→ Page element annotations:
** begin **

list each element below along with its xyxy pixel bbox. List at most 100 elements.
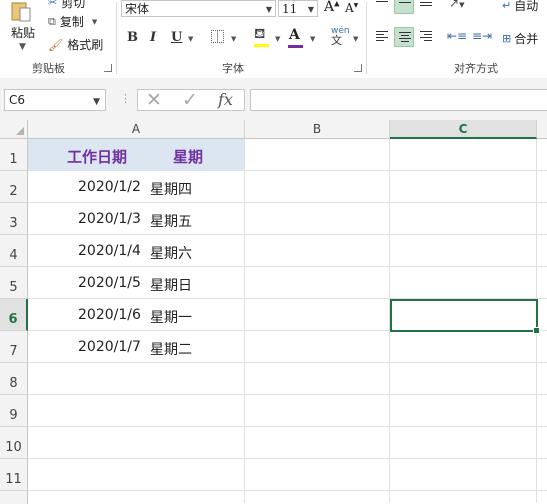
- row-header-5[interactable]: 5: [0, 267, 28, 299]
- row-header-2[interactable]: 2: [0, 171, 28, 203]
- ribbon: 粘贴 ▼ ✂ 剪切 ⧉ 复制 ▼ 🖌 格式刷 剪贴板 宋体 ▼ 11 ▼ A▲ …: [0, 0, 547, 79]
- italic-button[interactable]: I: [150, 30, 156, 45]
- row-header-8[interactable]: 8: [0, 363, 28, 395]
- cancel-entry-icon[interactable]: ✕: [146, 89, 162, 111]
- paint-bucket-icon: ⛾: [254, 26, 266, 42]
- align-right-button[interactable]: [416, 27, 436, 47]
- copy-button[interactable]: ⧉ 复制 ▼: [48, 13, 97, 30]
- table-row[interactable]: 2020/1/3 星期五: [28, 203, 244, 235]
- chevron-down-icon: ▼: [91, 17, 98, 26]
- weekday-value: 星期一: [150, 310, 192, 326]
- chevron-down-icon[interactable]: ▼: [275, 35, 280, 43]
- grow-font-button[interactable]: A▲: [324, 0, 340, 15]
- shrink-font-icon: A: [345, 1, 354, 15]
- table-row[interactable]: 2020/1/5 星期日: [28, 267, 244, 299]
- format-painter-label: 格式刷: [67, 38, 104, 52]
- decrease-indent-icon: ⇤≡: [447, 29, 468, 43]
- row-header-3[interactable]: 3: [0, 203, 28, 235]
- font-size-value: 11: [282, 2, 298, 16]
- grow-font-icon: A: [324, 0, 335, 15]
- weekday-value: 星期二: [150, 342, 192, 358]
- phonetic-icon: 文: [331, 34, 342, 47]
- align-center-button[interactable]: [394, 27, 414, 47]
- decrease-indent-button[interactable]: ⇤≡: [447, 29, 467, 43]
- format-painter-icon: 🖌: [48, 37, 64, 52]
- align-top-button[interactable]: [372, 0, 392, 14]
- column-header-a[interactable]: A: [28, 120, 245, 139]
- column-header-b[interactable]: B: [245, 120, 390, 139]
- header-weekday: 星期: [173, 148, 204, 166]
- shrink-font-button[interactable]: A▼: [345, 1, 358, 15]
- formula-input[interactable]: [250, 89, 547, 111]
- chevron-down-icon: ▼: [19, 42, 26, 52]
- formula-bar-handle-icon[interactable]: ⋮: [120, 92, 131, 105]
- table-row[interactable]: 2020/1/6 星期一: [28, 299, 244, 331]
- font-name-select[interactable]: 宋体 ▼: [121, 0, 276, 17]
- align-left-button[interactable]: [372, 27, 392, 47]
- font-color-icon: A: [289, 27, 300, 43]
- table-row[interactable]: 2020/1/4 星期六: [28, 235, 244, 267]
- font-launcher-icon[interactable]: [354, 64, 362, 72]
- select-all-button[interactable]: [0, 120, 28, 139]
- align-bottom-button[interactable]: [416, 0, 436, 14]
- row-header-11[interactable]: 11: [0, 459, 28, 491]
- group-divider: [366, 2, 367, 74]
- row-header-6[interactable]: 6: [0, 299, 28, 331]
- active-cell-c6[interactable]: [390, 299, 540, 334]
- row-header-4[interactable]: 4: [0, 235, 28, 267]
- table-row[interactable]: 2020/1/7 星期二: [28, 331, 244, 363]
- phonetic-button[interactable]: wén 文: [331, 27, 350, 47]
- column-header-d[interactable]: [537, 120, 547, 139]
- paste-icon: [11, 2, 31, 22]
- font-size-select[interactable]: 11 ▼: [278, 0, 318, 17]
- chevron-down-icon[interactable]: ▼: [231, 35, 236, 43]
- clipboard-launcher-icon[interactable]: [104, 64, 112, 72]
- wrap-text-icon: ↵: [502, 0, 512, 12]
- underline-button[interactable]: U: [171, 30, 182, 45]
- row-header-7[interactable]: 7: [0, 331, 28, 363]
- chevron-down-icon[interactable]: ▼: [353, 35, 358, 43]
- align-middle-button[interactable]: [394, 0, 414, 14]
- paste-label: 粘贴: [11, 26, 36, 40]
- weekday-value: 星期五: [150, 214, 192, 230]
- name-box-value: C6: [9, 93, 26, 107]
- confirm-entry-icon[interactable]: ✓: [182, 89, 198, 111]
- date-value: 2020/1/2: [78, 179, 141, 195]
- text-orientation-icon: ↗: [449, 0, 460, 10]
- table-row[interactable]: 2020/1/2 星期四: [28, 171, 244, 203]
- align-left-icon: [376, 31, 388, 43]
- merge-icon: ⊞: [502, 32, 512, 45]
- column-header-c[interactable]: C: [390, 120, 537, 139]
- fill-color-bar: [254, 44, 269, 47]
- cut-button[interactable]: ✂ 剪切: [48, 0, 85, 11]
- format-painter-button[interactable]: 🖌 格式刷: [48, 36, 103, 53]
- weekday-value: 星期日: [150, 278, 192, 294]
- borders-button[interactable]: [211, 30, 224, 43]
- row-header-10[interactable]: 10: [0, 427, 28, 459]
- chevron-down-icon[interactable]: ▼: [310, 35, 315, 43]
- font-name-value: 宋体: [125, 2, 150, 16]
- wrap-text-button[interactable]: ↵ 自动: [502, 0, 538, 14]
- cut-label: 剪切: [61, 0, 86, 10]
- chevron-down-icon[interactable]: ▼: [93, 92, 100, 112]
- increase-indent-button[interactable]: ≡⇥: [472, 29, 492, 43]
- date-value: 2020/1/3: [78, 211, 141, 227]
- cell-a1-header[interactable]: 工作日期 星期: [28, 139, 244, 171]
- row-header-12[interactable]: [0, 491, 28, 504]
- row-header-1[interactable]: 1: [0, 139, 28, 171]
- orientation-button[interactable]: ↗▼: [449, 0, 464, 10]
- row-header-9[interactable]: 9: [0, 395, 28, 427]
- name-box[interactable]: C6 ▼: [4, 89, 106, 111]
- font-color-bar: [288, 45, 303, 48]
- select-all-icon: [16, 127, 24, 135]
- chevron-down-icon[interactable]: ▼: [188, 35, 193, 43]
- merge-center-button[interactable]: ⊞ 合并: [502, 30, 538, 47]
- font-color-button[interactable]: A: [288, 27, 303, 48]
- weekday-value: 星期六: [150, 246, 192, 262]
- align-right-icon: [420, 31, 432, 43]
- bold-button[interactable]: B: [127, 30, 138, 45]
- insert-function-button[interactable]: fx: [218, 90, 233, 109]
- group-divider: [116, 2, 117, 74]
- fill-handle[interactable]: [533, 327, 540, 334]
- fill-color-button[interactable]: ⛾: [254, 26, 269, 47]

** end **

→ Written problem: Reproduce the lines from the one holding "- row-header-5[interactable]: 5: [0, 267, 28, 299]" through the one holding "- decrease-indent-icon: ⇤≡: [447, 29, 468, 43]", inclusive, with "data-row" substituted for "table-row" and everything else left the same.

→ Written response:
- row-header-5[interactable]: 5: [0, 267, 28, 299]
- row-header-2[interactable]: 2: [0, 171, 28, 203]
- ribbon: 粘贴 ▼ ✂ 剪切 ⧉ 复制 ▼ 🖌 格式刷 剪贴板 宋体 ▼ 11 ▼ A▲ …: [0, 0, 547, 79]
- italic-button[interactable]: I: [150, 30, 156, 45]
- row-header-8[interactable]: 8: [0, 363, 28, 395]
- cancel-entry-icon[interactable]: ✕: [146, 89, 162, 111]
- paint-bucket-icon: ⛾: [254, 26, 266, 42]
- align-right-button[interactable]: [416, 27, 436, 47]
- copy-button[interactable]: ⧉ 复制 ▼: [48, 13, 97, 30]
- data-row[interactable]: 2020/1/3 星期五: [28, 203, 244, 235]
- chevron-down-icon: ▼: [91, 17, 98, 26]
- weekday-value: 星期一: [150, 310, 192, 326]
- chevron-down-icon[interactable]: ▼: [275, 35, 280, 43]
- grow-font-button[interactable]: A▲: [324, 0, 340, 15]
- shrink-font-icon: A: [345, 1, 354, 15]
- data-row[interactable]: 2020/1/5 星期日: [28, 267, 244, 299]
- format-painter-label: 格式刷: [67, 38, 104, 52]
- decrease-indent-icon: ⇤≡: [447, 29, 468, 43]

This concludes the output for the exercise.